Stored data
## Start
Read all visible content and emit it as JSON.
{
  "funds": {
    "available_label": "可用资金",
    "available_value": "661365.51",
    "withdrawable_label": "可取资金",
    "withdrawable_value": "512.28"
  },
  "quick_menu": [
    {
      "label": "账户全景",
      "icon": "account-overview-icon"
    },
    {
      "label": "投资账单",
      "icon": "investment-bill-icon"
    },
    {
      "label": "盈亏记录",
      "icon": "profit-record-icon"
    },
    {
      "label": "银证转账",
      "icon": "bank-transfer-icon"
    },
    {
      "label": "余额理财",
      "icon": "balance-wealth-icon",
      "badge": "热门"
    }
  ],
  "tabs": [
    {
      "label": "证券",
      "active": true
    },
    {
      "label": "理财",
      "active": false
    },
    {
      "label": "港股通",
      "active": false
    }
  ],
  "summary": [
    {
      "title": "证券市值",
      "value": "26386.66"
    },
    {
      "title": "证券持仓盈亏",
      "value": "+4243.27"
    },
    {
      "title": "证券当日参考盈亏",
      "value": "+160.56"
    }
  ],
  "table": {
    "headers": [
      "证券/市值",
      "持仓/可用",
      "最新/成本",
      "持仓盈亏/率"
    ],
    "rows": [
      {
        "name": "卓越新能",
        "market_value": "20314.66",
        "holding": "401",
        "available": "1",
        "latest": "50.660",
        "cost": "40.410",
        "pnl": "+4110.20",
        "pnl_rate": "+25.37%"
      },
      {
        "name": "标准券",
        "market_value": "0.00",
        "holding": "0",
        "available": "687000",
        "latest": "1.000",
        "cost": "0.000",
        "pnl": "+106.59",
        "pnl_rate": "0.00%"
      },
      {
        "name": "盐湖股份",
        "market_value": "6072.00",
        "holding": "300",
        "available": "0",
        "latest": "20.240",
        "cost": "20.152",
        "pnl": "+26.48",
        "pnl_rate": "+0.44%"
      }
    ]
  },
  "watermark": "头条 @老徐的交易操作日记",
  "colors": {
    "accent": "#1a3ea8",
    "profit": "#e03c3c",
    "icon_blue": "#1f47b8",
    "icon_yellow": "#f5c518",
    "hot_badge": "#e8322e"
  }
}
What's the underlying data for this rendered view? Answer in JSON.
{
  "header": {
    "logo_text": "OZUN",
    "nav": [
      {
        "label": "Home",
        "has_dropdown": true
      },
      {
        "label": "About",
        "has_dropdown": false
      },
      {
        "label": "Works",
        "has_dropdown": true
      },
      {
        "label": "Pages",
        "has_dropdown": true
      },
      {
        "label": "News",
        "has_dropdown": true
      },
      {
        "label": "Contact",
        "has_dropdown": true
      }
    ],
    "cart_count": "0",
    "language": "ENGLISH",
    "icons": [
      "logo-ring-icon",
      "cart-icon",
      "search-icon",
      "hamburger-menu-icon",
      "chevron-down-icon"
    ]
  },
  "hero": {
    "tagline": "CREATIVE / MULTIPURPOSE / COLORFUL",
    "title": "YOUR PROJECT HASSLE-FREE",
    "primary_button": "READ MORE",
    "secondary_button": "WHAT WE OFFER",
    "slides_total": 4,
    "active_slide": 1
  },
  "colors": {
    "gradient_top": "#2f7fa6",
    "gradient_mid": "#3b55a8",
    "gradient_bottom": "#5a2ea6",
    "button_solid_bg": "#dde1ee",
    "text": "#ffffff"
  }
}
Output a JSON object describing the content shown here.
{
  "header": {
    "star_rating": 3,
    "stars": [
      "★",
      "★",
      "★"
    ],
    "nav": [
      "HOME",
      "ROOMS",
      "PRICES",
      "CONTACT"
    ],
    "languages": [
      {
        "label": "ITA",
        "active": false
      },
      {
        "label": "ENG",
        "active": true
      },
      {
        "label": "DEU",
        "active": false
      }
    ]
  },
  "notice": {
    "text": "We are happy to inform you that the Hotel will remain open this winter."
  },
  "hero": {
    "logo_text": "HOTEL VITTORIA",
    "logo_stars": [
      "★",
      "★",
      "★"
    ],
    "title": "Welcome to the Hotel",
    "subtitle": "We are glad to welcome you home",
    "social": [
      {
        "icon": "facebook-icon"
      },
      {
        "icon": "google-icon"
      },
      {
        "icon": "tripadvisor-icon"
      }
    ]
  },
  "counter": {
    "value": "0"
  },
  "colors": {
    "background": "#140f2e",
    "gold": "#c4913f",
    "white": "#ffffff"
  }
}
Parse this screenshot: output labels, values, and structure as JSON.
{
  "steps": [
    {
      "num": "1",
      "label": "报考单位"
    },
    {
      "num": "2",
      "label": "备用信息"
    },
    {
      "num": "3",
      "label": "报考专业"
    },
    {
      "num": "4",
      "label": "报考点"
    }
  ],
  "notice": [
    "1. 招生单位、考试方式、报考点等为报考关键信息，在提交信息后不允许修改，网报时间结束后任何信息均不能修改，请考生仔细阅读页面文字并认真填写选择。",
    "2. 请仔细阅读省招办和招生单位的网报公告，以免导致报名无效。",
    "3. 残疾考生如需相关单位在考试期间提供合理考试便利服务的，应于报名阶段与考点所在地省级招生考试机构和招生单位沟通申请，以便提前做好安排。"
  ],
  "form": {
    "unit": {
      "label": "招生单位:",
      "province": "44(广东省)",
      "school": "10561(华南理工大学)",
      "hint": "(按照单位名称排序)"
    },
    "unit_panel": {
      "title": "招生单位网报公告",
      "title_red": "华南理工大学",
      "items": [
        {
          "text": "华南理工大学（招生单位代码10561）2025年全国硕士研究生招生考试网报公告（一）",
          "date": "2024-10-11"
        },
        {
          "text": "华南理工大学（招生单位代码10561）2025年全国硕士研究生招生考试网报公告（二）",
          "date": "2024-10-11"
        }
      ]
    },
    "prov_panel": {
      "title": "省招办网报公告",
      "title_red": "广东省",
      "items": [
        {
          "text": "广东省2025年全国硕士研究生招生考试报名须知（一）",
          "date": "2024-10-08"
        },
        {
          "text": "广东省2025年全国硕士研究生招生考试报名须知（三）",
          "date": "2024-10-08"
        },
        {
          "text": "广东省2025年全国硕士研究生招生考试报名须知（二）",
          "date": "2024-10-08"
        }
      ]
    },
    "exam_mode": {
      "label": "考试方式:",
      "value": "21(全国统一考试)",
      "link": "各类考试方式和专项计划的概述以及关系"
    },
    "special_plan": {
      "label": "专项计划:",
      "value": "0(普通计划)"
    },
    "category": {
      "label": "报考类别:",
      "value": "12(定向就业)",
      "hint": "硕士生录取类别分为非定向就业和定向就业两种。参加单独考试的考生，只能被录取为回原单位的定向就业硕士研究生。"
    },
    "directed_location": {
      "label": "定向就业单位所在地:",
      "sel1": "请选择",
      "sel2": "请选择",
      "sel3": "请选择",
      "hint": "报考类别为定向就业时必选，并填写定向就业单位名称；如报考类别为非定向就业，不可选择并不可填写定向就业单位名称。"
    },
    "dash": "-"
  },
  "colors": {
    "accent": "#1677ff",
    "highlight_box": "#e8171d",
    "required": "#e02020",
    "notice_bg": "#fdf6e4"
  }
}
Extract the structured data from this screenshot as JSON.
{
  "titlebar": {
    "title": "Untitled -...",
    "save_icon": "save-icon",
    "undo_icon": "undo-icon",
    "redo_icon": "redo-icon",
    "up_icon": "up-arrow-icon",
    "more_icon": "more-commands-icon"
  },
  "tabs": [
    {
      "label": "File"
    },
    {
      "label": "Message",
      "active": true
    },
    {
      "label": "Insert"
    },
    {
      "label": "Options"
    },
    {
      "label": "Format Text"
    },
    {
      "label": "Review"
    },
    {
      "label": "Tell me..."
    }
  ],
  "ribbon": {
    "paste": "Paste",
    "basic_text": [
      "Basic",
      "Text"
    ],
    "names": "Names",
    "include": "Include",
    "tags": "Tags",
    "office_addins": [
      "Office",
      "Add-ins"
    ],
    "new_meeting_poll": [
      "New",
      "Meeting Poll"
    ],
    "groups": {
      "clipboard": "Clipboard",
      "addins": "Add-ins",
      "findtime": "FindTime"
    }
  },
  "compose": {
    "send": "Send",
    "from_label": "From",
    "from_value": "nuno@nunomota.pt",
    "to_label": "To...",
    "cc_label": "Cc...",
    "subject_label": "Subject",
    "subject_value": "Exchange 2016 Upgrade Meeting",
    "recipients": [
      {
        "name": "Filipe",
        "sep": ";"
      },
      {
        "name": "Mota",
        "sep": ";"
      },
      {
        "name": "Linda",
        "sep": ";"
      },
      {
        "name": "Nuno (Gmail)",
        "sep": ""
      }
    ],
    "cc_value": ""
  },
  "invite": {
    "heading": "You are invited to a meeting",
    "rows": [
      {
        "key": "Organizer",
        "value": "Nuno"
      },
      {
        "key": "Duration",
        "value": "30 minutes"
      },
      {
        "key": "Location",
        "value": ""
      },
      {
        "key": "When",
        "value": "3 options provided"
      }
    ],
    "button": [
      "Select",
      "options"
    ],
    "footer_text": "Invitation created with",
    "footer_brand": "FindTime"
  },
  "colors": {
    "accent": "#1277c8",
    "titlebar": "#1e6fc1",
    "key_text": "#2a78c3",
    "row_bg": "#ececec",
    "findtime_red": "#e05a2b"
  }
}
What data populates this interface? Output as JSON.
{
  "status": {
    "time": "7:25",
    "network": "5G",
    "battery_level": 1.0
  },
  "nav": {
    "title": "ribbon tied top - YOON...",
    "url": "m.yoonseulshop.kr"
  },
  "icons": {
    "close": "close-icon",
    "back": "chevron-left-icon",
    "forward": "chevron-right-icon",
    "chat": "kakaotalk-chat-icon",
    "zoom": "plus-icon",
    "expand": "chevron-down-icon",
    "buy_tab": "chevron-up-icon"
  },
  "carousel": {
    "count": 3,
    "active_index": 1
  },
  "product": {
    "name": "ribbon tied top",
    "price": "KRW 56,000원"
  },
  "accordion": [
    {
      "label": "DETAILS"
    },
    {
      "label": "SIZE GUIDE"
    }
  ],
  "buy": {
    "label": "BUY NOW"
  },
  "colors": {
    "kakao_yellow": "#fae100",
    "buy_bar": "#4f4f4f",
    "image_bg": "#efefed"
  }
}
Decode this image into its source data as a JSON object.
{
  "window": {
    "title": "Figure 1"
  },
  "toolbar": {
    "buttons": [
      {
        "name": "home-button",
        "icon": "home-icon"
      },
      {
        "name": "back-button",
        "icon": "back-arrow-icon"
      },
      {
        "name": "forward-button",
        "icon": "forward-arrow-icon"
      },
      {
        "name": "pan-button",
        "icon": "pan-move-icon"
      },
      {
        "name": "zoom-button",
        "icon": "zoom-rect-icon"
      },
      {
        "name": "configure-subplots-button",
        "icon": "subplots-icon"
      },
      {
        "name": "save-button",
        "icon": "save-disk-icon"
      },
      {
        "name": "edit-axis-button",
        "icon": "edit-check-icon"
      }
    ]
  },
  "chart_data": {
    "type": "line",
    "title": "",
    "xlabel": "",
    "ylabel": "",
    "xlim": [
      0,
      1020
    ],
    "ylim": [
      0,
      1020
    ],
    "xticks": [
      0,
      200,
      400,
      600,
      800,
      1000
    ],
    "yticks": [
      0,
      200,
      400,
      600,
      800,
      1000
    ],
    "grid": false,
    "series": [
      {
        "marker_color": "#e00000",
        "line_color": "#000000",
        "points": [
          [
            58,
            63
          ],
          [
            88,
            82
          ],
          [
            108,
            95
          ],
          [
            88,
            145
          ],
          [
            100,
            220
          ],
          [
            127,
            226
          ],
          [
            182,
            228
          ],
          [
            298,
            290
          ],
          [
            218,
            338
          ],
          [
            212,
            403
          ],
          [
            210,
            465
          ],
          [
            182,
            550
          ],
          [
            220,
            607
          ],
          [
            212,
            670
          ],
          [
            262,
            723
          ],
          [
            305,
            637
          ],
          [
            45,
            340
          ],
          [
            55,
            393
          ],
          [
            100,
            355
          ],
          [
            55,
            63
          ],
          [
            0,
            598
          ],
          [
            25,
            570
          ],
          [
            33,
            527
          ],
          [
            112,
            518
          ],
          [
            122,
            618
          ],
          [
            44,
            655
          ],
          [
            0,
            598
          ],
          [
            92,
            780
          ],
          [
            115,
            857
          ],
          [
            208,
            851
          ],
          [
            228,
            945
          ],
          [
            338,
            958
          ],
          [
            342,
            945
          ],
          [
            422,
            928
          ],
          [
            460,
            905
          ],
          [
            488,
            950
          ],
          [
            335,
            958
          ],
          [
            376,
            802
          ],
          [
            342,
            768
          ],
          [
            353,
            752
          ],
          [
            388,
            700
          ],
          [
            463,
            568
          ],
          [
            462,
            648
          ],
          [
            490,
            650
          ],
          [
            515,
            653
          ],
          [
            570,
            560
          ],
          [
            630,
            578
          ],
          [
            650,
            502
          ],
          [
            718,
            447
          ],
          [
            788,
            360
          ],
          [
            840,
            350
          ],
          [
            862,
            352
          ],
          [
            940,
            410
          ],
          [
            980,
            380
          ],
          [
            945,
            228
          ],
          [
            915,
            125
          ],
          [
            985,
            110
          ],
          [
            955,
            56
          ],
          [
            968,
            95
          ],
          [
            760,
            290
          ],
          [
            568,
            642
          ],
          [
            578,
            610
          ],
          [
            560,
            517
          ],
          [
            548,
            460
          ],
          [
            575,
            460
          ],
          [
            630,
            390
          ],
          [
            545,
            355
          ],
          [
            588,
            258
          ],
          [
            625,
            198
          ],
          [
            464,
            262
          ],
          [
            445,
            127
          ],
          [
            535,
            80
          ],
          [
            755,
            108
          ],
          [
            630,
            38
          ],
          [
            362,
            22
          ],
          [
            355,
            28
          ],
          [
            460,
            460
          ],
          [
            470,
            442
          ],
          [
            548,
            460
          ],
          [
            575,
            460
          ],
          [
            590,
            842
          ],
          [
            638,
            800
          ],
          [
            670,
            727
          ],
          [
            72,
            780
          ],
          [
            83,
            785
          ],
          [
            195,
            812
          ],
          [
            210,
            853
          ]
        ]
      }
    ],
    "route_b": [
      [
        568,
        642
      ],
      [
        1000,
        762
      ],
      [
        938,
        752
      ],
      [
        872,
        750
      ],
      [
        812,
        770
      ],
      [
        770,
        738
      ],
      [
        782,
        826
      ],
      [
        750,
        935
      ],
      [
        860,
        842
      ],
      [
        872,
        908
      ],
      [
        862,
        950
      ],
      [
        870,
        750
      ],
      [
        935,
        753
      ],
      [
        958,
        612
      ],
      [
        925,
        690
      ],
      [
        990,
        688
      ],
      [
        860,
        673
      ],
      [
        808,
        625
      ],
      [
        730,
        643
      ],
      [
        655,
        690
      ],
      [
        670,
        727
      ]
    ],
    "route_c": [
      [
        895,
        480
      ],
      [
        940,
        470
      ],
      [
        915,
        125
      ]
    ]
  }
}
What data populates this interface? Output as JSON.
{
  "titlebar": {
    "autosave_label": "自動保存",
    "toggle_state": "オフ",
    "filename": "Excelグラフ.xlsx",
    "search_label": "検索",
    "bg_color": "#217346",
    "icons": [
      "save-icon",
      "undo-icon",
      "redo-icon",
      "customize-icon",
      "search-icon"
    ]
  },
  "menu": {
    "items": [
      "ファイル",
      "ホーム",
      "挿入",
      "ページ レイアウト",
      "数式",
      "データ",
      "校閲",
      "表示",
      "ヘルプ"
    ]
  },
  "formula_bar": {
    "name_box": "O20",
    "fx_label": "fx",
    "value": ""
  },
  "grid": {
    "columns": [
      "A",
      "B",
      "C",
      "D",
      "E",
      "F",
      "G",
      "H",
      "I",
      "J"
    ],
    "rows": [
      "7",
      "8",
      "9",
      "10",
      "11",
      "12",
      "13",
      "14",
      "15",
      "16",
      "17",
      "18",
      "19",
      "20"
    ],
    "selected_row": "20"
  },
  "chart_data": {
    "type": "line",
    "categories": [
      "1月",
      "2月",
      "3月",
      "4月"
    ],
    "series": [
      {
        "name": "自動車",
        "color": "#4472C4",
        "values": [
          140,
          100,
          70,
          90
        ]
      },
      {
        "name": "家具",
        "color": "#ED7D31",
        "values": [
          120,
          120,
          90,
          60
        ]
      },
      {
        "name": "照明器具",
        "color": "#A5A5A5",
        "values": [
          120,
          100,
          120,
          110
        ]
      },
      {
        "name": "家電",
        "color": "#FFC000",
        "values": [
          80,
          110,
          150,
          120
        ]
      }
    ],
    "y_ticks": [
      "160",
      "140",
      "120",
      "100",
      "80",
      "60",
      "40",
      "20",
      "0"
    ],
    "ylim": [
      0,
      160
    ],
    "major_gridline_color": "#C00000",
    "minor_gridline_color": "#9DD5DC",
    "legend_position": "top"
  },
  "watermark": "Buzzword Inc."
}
## End
### [Challenge]
List each line holding the string "latest".

### [Task answer]
        "latest": "50.660",
        "latest": "1.000",
        "latest": "20.240",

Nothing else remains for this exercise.